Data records
— start —

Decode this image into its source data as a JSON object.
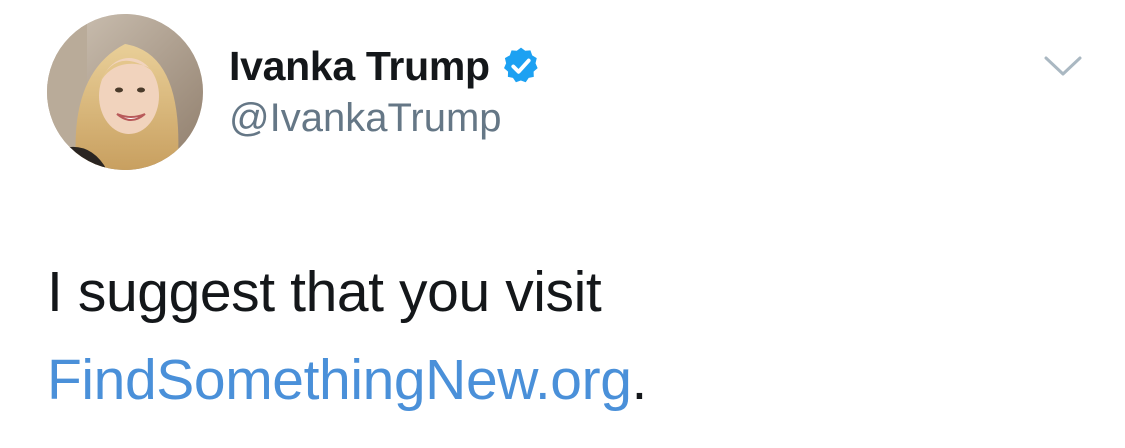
{
  "author": {
    "display_name": "Ivanka Trump",
    "handle": "@IvankaTrump",
    "verified": true,
    "avatar_icon": "profile-photo"
  },
  "menu": {
    "icon": "chevron-down-icon"
  },
  "tweet": {
    "text_line1": "I suggest that you visit",
    "link_text": "FindSomethingNew.org",
    "trailing_text": "."
  },
  "colors": {
    "name": "#14171a",
    "handle": "#657786",
    "link": "#4a90d9",
    "verified_badge": "#1da1f2",
    "chevron": "#aab8c2"
  }
}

— end —

- **The problem**
Write out the material above once more, exactly as it reads, with no pictures.

- **Exercise answer**
Decode this image into its source data as a JSON object.
{
  "author": {
    "display_name": "Ivanka Trump",
    "handle": "@IvankaTrump",
    "verified": true,
    "avatar_icon": "profile-photo"
  },
  "menu": {
    "icon": "chevron-down-icon"
  },
  "tweet": {
    "text_line1": "I suggest that you visit",
    "link_text": "FindSomethingNew.org",
    "trailing_text": "."
  },
  "colors": {
    "name": "#14171a",
    "handle": "#657786",
    "link": "#4a90d9",
    "verified_badge": "#1da1f2",
    "chevron": "#aab8c2"
  }
}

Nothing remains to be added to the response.